=== JOB ===
Transcribe the data in full and exactly, omitting any pictures.

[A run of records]
########################################

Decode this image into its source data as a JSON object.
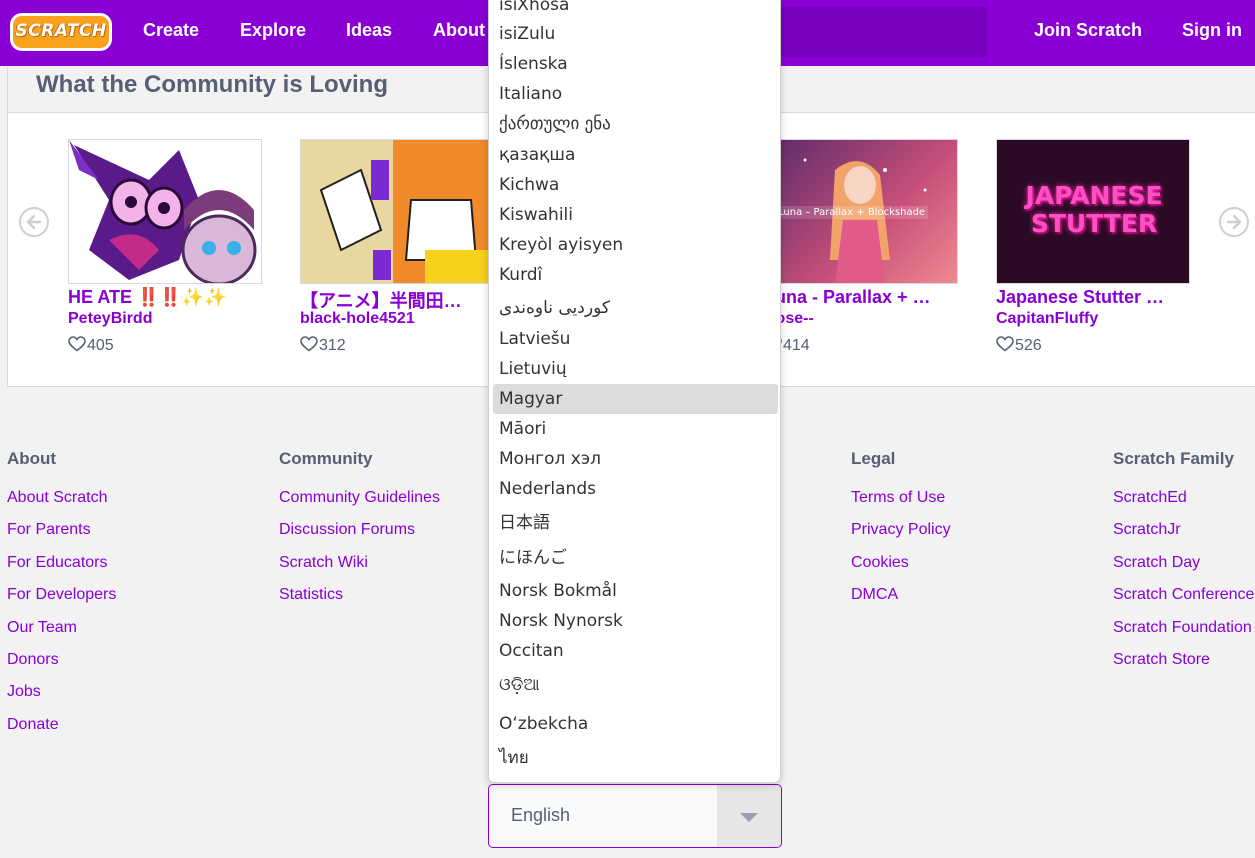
{
  "nav": {
    "logo_text": "SCRATCH",
    "links": [
      "Create",
      "Explore",
      "Ideas",
      "About"
    ],
    "join": "Join Scratch",
    "signin": "Sign in"
  },
  "community": {
    "title": "What the Community is Loving",
    "cards": [
      {
        "title": "HE ATE ‼️‼️✨✨",
        "author": "PeteyBirdd",
        "loves": "405"
      },
      {
        "title": "【アニメ】半間田…",
        "author": "black-hole4521",
        "loves": "312"
      },
      {
        "title": "Luna - Parallax + …",
        "author": "Rose--",
        "loves": "414",
        "thumb_caption": "Luna – Parallax + Blockshade"
      },
      {
        "title": "Japanese Stutter …",
        "author": "CapitanFluffy",
        "loves": "526",
        "thumb_text": "JAPANESE STUTTER"
      }
    ]
  },
  "footer": {
    "columns": [
      {
        "heading": "About",
        "links": [
          "About Scratch",
          "For Parents",
          "For Educators",
          "For Developers",
          "Our Team",
          "Donors",
          "Jobs",
          "Donate"
        ]
      },
      {
        "heading": "Community",
        "links": [
          "Community Guidelines",
          "Discussion Forums",
          "Scratch Wiki",
          "Statistics"
        ]
      },
      {
        "heading": "Legal",
        "links": [
          "Terms of Use",
          "Privacy Policy",
          "Cookies",
          "DMCA"
        ]
      },
      {
        "heading": "Scratch Family",
        "links": [
          "ScratchEd",
          "ScratchJr",
          "Scratch Day",
          "Scratch Conference",
          "Scratch Foundation",
          "Scratch Store"
        ]
      }
    ]
  },
  "language": {
    "selected": "English",
    "options": [
      "isiXhosa",
      "isiZulu",
      "Íslenska",
      "Italiano",
      "ქართული ენა",
      "қазақша",
      "Kichwa",
      "Kiswahili",
      "Kreyòl ayisyen",
      "Kurdî",
      "کوردیی ناوەندی",
      "Latviešu",
      "Lietuvių",
      "Magyar",
      "Māori",
      "Монгол хэл",
      "Nederlands",
      "日本語",
      "にほんご",
      "Norsk Bokmål",
      "Norsk Nynorsk",
      "Occitan",
      "ଓଡ଼ିଆ",
      "Oʻzbekcha",
      "ไทย"
    ],
    "highlighted": "Magyar"
  },
  "colors": {
    "brand": "#8a00d4",
    "logo": "#f9a21e"
  }
}
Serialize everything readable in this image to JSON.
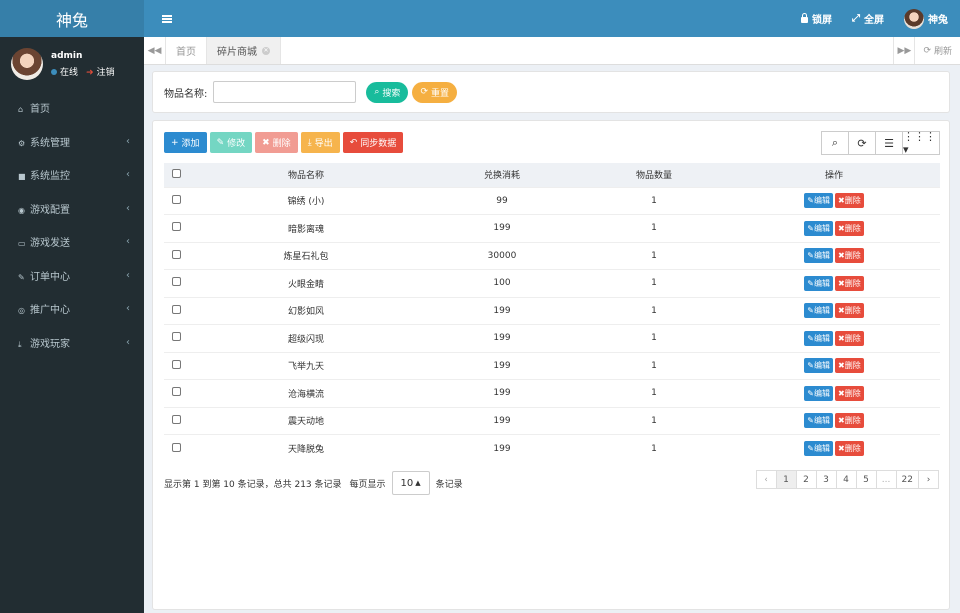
{
  "app": {
    "logo": "神兔"
  },
  "header": {
    "lock": "锁屏",
    "fullscreen": "全屏",
    "username": "神兔"
  },
  "sidebar": {
    "user": {
      "name": "admin",
      "status": "在线",
      "logout": "注销"
    },
    "items": [
      {
        "label": "首页",
        "icon": "home-icon",
        "glyph": "⌂",
        "expandable": false
      },
      {
        "label": "系统管理",
        "icon": "gear-icon",
        "glyph": "⚙",
        "expandable": true
      },
      {
        "label": "系统监控",
        "icon": "video-icon",
        "glyph": "■",
        "expandable": true
      },
      {
        "label": "游戏配置",
        "icon": "dashboard-icon",
        "glyph": "◉",
        "expandable": true
      },
      {
        "label": "游戏发送",
        "icon": "keyboard-icon",
        "glyph": "▭",
        "expandable": true
      },
      {
        "label": "订单中心",
        "icon": "paint-brush-icon",
        "glyph": "✎",
        "expandable": true
      },
      {
        "label": "推广中心",
        "icon": "eye-icon",
        "glyph": "◎",
        "expandable": true
      },
      {
        "label": "游戏玩家",
        "icon": "download-icon",
        "glyph": "⤓",
        "expandable": true
      }
    ]
  },
  "tabs": {
    "items": [
      "首页",
      "碎片商城"
    ],
    "active": 1,
    "refresh": "刷新"
  },
  "search": {
    "label": "物品名称:",
    "value": "",
    "placeholder": "",
    "search_btn": "搜索",
    "reset_btn": "重置"
  },
  "toolbar": {
    "add": "添加",
    "edit": "修改",
    "delete": "删除",
    "export": "导出",
    "sync": "同步数据"
  },
  "table": {
    "headers": [
      "物品名称",
      "兑换消耗",
      "物品数量",
      "操作"
    ],
    "edit_label": "编辑",
    "delete_label": "删除",
    "rows": [
      {
        "name": "锦绣 (小)",
        "cost": "99",
        "qty": "1"
      },
      {
        "name": "暗影离魂",
        "cost": "199",
        "qty": "1"
      },
      {
        "name": "炼星石礼包",
        "cost": "30000",
        "qty": "1"
      },
      {
        "name": "火眼金睛",
        "cost": "100",
        "qty": "1"
      },
      {
        "name": "幻影如风",
        "cost": "199",
        "qty": "1"
      },
      {
        "name": "超级闪现",
        "cost": "199",
        "qty": "1"
      },
      {
        "name": "飞举九天",
        "cost": "199",
        "qty": "1"
      },
      {
        "name": "沧海横流",
        "cost": "199",
        "qty": "1"
      },
      {
        "name": "震天动地",
        "cost": "199",
        "qty": "1"
      },
      {
        "name": "天降脱兔",
        "cost": "199",
        "qty": "1"
      }
    ]
  },
  "pagination": {
    "info": "显示第 1 到第 10 条记录，总共 213 条记录",
    "per_page_prefix": "每页显示",
    "per_page": "10",
    "per_page_suffix": "条记录",
    "prev": "‹",
    "pages": [
      "1",
      "2",
      "3",
      "4",
      "5",
      "...",
      "22"
    ],
    "active_page": "1",
    "next": "›"
  }
}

########################################

=== RESULT OF THIS TASK ===
Decode this image into its source data as a JSON object.
{
  "nav": {
    "logo_text": "SCRATCH",
    "links": [
      "Create",
      "Explore",
      "Ideas",
      "About"
    ],
    "join": "Join Scratch",
    "signin": "Sign in"
  },
  "community": {
    "title": "What the Community is Loving",
    "cards": [
      {
        "title": "HE ATE ‼️‼️✨✨",
        "author": "PeteyBirdd",
        "loves": "405"
      },
      {
        "title": "【アニメ】半間田…",
        "author": "black-hole4521",
        "loves": "312"
      },
      {
        "title": "Luna - Parallax + …",
        "author": "Rose--",
        "loves": "414",
        "thumb_caption": "Luna – Parallax + Blockshade"
      },
      {
        "title": "Japanese Stutter …",
        "author": "CapitanFluffy",
        "loves": "526",
        "thumb_text": "JAPANESE STUTTER"
      }
    ]
  },
  "footer": {
    "columns": [
      {
        "heading": "About",
        "links": [
          "About Scratch",
          "For Parents",
          "For Educators",
          "For Developers",
          "Our Team",
          "Donors",
          "Jobs",
          "Donate"
        ]
      },
      {
        "heading": "Community",
        "links": [
          "Community Guidelines",
          "Discussion Forums",
          "Scratch Wiki",
          "Statistics"
        ]
      },
      {
        "heading": "Legal",
        "links": [
          "Terms of Use",
          "Privacy Policy",
          "Cookies",
          "DMCA"
        ]
      },
      {
        "heading": "Scratch Family",
        "links": [
          "ScratchEd",
          "ScratchJr",
          "Scratch Day",
          "Scratch Conference",
          "Scratch Foundation",
          "Scratch Store"
        ]
      }
    ]
  },
  "language": {
    "selected": "English",
    "options": [
      "isiXhosa",
      "isiZulu",
      "Íslenska",
      "Italiano",
      "ქართული ენა",
      "қазақша",
      "Kichwa",
      "Kiswahili",
      "Kreyòl ayisyen",
      "Kurdî",
      "کوردیی ناوەندی",
      "Latviešu",
      "Lietuvių",
      "Magyar",
      "Māori",
      "Монгол хэл",
      "Nederlands",
      "日本語",
      "にほんご",
      "Norsk Bokmål",
      "Norsk Nynorsk",
      "Occitan",
      "ଓଡ଼ିଆ",
      "Oʻzbekcha",
      "ไทย"
    ],
    "highlighted": "Magyar"
  },
  "colors": {
    "brand": "#8a00d4",
    "logo": "#f9a21e"
  }
}
Serialize everything readable in this image to JSON.
{
  "app": {
    "logo": "神兔"
  },
  "header": {
    "lock": "锁屏",
    "fullscreen": "全屏",
    "username": "神兔"
  },
  "sidebar": {
    "user": {
      "name": "admin",
      "status": "在线",
      "logout": "注销"
    },
    "items": [
      {
        "label": "首页",
        "icon": "home-icon",
        "glyph": "⌂",
        "expandable": false
      },
      {
        "label": "系统管理",
        "icon": "gear-icon",
        "glyph": "⚙",
        "expandable": true
      },
      {
        "label": "系统监控",
        "icon": "video-icon",
        "glyph": "■",
        "expandable": true
      },
      {
        "label": "游戏配置",
        "icon": "dashboard-icon",
        "glyph": "◉",
        "expandable": true
      },
      {
        "label": "游戏发送",
        "icon": "keyboard-icon",
        "glyph": "▭",
        "expandable": true
      },
      {
        "label": "订单中心",
        "icon": "paint-brush-icon",
        "glyph": "✎",
        "expandable": true
      },
      {
        "label": "推广中心",
        "icon": "eye-icon",
        "glyph": "◎",
        "expandable": true
      },
      {
        "label": "游戏玩家",
        "icon": "download-icon",
        "glyph": "⤓",
        "expandable": true
      }
    ]
  },
  "tabs": {
    "items": [
      "首页",
      "碎片商城"
    ],
    "active": 1,
    "refresh": "刷新"
  },
  "search": {
    "label": "物品名称:",
    "value": "",
    "placeholder": "",
    "search_btn": "搜索",
    "reset_btn": "重置"
  },
  "toolbar": {
    "add": "添加",
    "edit": "修改",
    "delete": "删除",
    "export": "导出",
    "sync": "同步数据"
  },
  "table": {
    "headers": [
      "物品名称",
      "兑换消耗",
      "物品数量",
      "操作"
    ],
    "edit_label": "编辑",
    "delete_label": "删除",
    "rows": [
      {
        "name": "锦绣 (小)",
        "cost": "99",
        "qty": "1"
      },
      {
        "name": "暗影离魂",
        "cost": "199",
        "qty": "1"
      },
      {
        "name": "炼星石礼包",
        "cost": "30000",
        "qty": "1"
      },
      {
        "name": "火眼金睛",
        "cost": "100",
        "qty": "1"
      },
      {
        "name": "幻影如风",
        "cost": "199",
        "qty": "1"
      },
      {
        "name": "超级闪现",
        "cost": "199",
        "qty": "1"
      },
      {
        "name": "飞举九天",
        "cost": "199",
        "qty": "1"
      },
      {
        "name": "沧海横流",
        "cost": "199",
        "qty": "1"
      },
      {
        "name": "震天动地",
        "cost": "199",
        "qty": "1"
      },
      {
        "name": "天降脱兔",
        "cost": "199",
        "qty": "1"
      }
    ]
  },
  "pagination": {
    "info": "显示第 1 到第 10 条记录，总共 213 条记录",
    "per_page_prefix": "每页显示",
    "per_page": "10",
    "per_page_suffix": "条记录",
    "prev": "‹",
    "pages": [
      "1",
      "2",
      "3",
      "4",
      "5",
      "...",
      "22"
    ],
    "active_page": "1",
    "next": "›"
  }
}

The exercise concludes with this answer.